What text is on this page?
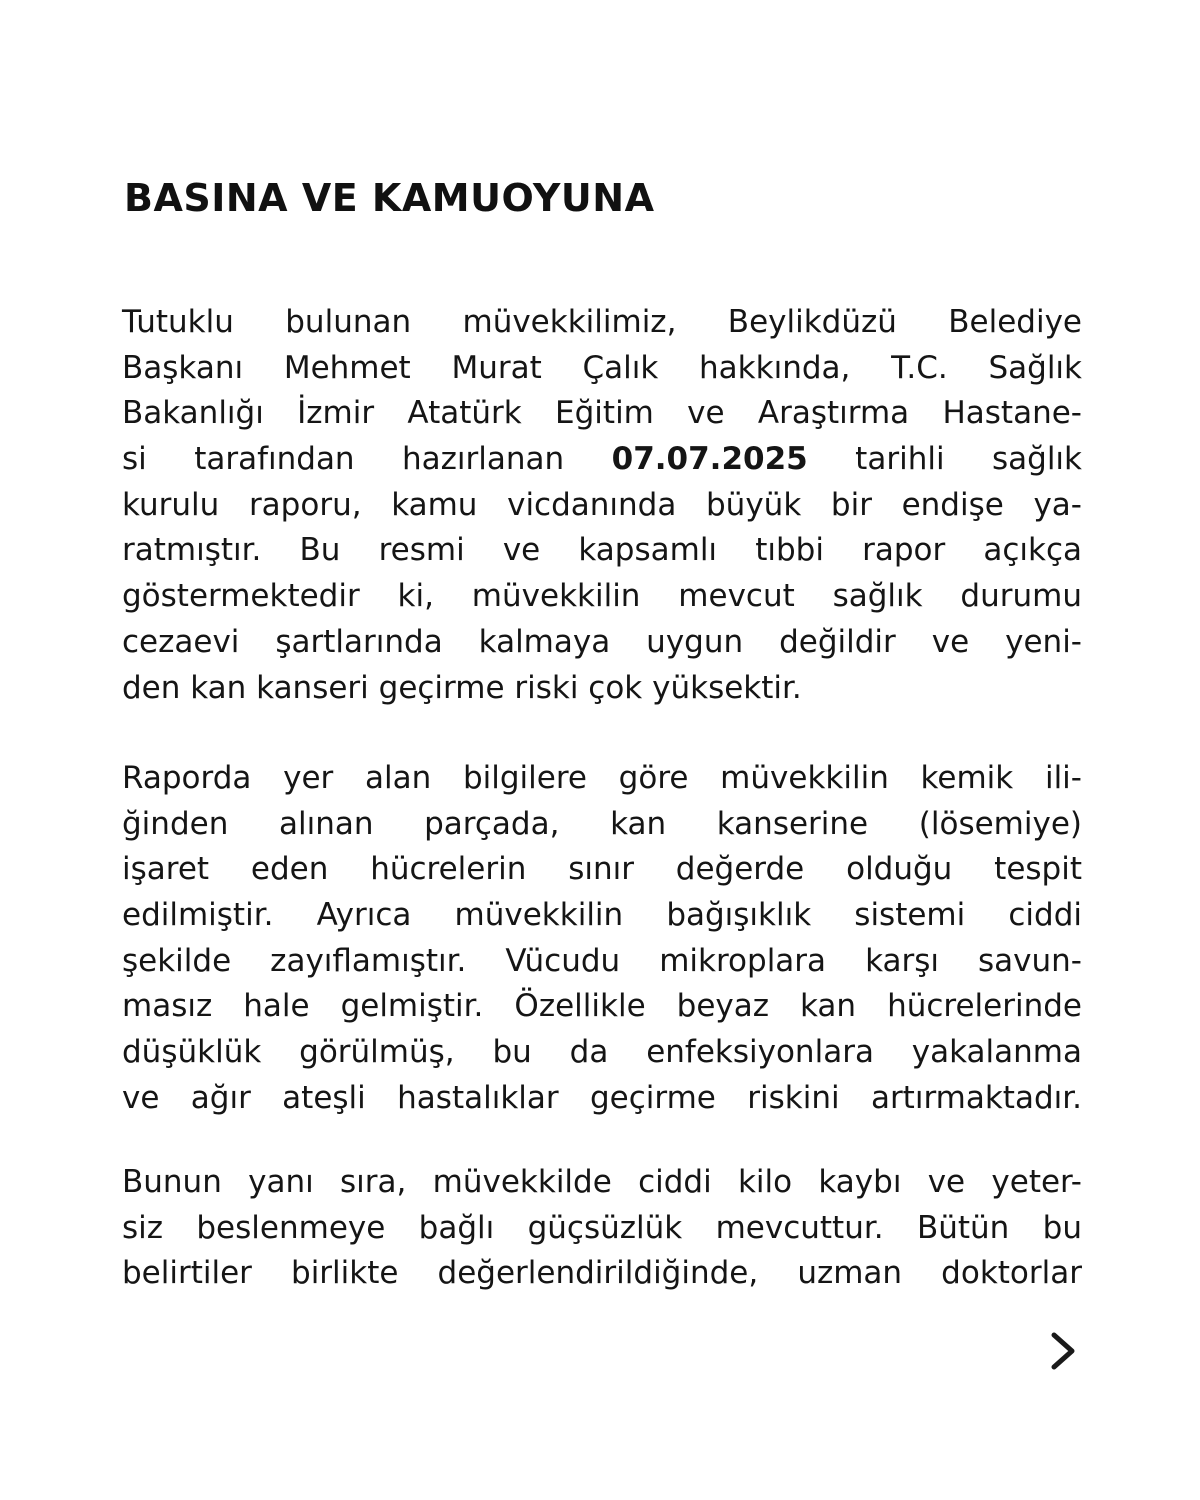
BASINA VE KAMUOYUNA
Tutuklu bulunan müvekkilimiz, Beylikdüzü Belediye
Başkanı Mehmet Murat Çalık hakkında, T.C. Sağlık
Bakanlığı İzmir Atatürk Eğitim ve Araştırma Hastane-
si tarafından hazırlanan 07.07.2025 tarihli sağlık
kurulu raporu, kamu vicdanında büyük bir endişe ya-
ratmıştır. Bu resmi ve kapsamlı tıbbi rapor açıkça
göstermektedir ki, müvekkilin mevcut sağlık durumu
cezaevi şartlarında kalmaya uygun değildir ve yeni-
den kan kanseri geçirme riski çok yüksektir.
Raporda yer alan bilgilere göre müvekkilin kemik ili-
ğinden alınan parçada, kan kanserine (lösemiye)
işaret eden hücrelerin sınır değerde olduğu tespit
edilmiştir. Ayrıca müvekkilin bağışıklık sistemi ciddi
şekilde zayıflamıştır. Vücudu mikroplara karşı savun-
masız hale gelmiştir. Özellikle beyaz kan hücrelerinde
düşüklük görülmüş, bu da enfeksiyonlara yakalanma
ve ağır ateşli hastalıklar geçirme riskini artırmaktadır.
Bunun yanı sıra, müvekkilde ciddi kilo kaybı ve yeter-
siz beslenmeye bağlı güçsüzlük mevcuttur. Bütün bu
belirtiler birlikte değerlendirildiğinde, uzman doktorlar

****************

* _Your objective_
Each record must be quoted in full and exactly. Do not include the pictures.

* _Finished exercise_
What text is on this page?
BASINA VE KAMUOYUNA
Tutuklu bulunan müvekkilimiz, Beylikdüzü Belediye
Başkanı Mehmet Murat Çalık hakkında, T.C. Sağlık
Bakanlığı İzmir Atatürk Eğitim ve Araştırma Hastane-
si tarafından hazırlanan 07.07.2025 tarihli sağlık
kurulu raporu, kamu vicdanında büyük bir endişe ya-
ratmıştır. Bu resmi ve kapsamlı tıbbi rapor açıkça
göstermektedir ki, müvekkilin mevcut sağlık durumu
cezaevi şartlarında kalmaya uygun değildir ve yeni-
den kan kanseri geçirme riski çok yüksektir.
Raporda yer alan bilgilere göre müvekkilin kemik ili-
ğinden alınan parçada, kan kanserine (lösemiye)
işaret eden hücrelerin sınır değerde olduğu tespit
edilmiştir. Ayrıca müvekkilin bağışıklık sistemi ciddi
şekilde zayıflamıştır. Vücudu mikroplara karşı savun-
masız hale gelmiştir. Özellikle beyaz kan hücrelerinde
düşüklük görülmüş, bu da enfeksiyonlara yakalanma
ve ağır ateşli hastalıklar geçirme riskini artırmaktadır.
Bunun yanı sıra, müvekkilde ciddi kilo kaybı ve yeter-
siz beslenmeye bağlı güçsüzlük mevcuttur. Bütün bu
belirtiler birlikte değerlendirildiğinde, uzman doktorlar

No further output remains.